Directive: Please restate the following records word for word.

Data section:
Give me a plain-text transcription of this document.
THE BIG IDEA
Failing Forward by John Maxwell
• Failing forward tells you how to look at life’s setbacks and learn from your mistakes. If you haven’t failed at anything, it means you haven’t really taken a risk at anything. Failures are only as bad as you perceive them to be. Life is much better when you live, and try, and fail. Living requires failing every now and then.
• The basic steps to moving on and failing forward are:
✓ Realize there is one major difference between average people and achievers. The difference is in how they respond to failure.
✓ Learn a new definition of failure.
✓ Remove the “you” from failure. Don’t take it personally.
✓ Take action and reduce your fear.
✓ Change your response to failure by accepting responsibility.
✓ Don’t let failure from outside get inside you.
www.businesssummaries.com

Task result:
Give me a plain-text transcription of this document.
THE BIG IDEA
Failing Forward by John Maxwell
• Failing forward tells you how to look at life’s setbacks and learn from your mistakes. If you haven’t failed at anything, it means you haven’t really taken a risk at anything. Failures are only as bad as you perceive them to be. Life is much better when you live, and try, and fail. Living requires failing every now and then.
• The basic steps to moving on and failing forward are:
✓ Realize there is one major difference between average people and achievers. The difference is in how they respond to failure.
✓ Learn a new definition of failure.
✓ Remove the “you” from failure. Don’t take it personally.
✓ Take action and reduce your fear.
✓ Change your response to failure by accepting responsibility.
✓ Don’t let failure from outside get inside you.
www.businesssummaries.com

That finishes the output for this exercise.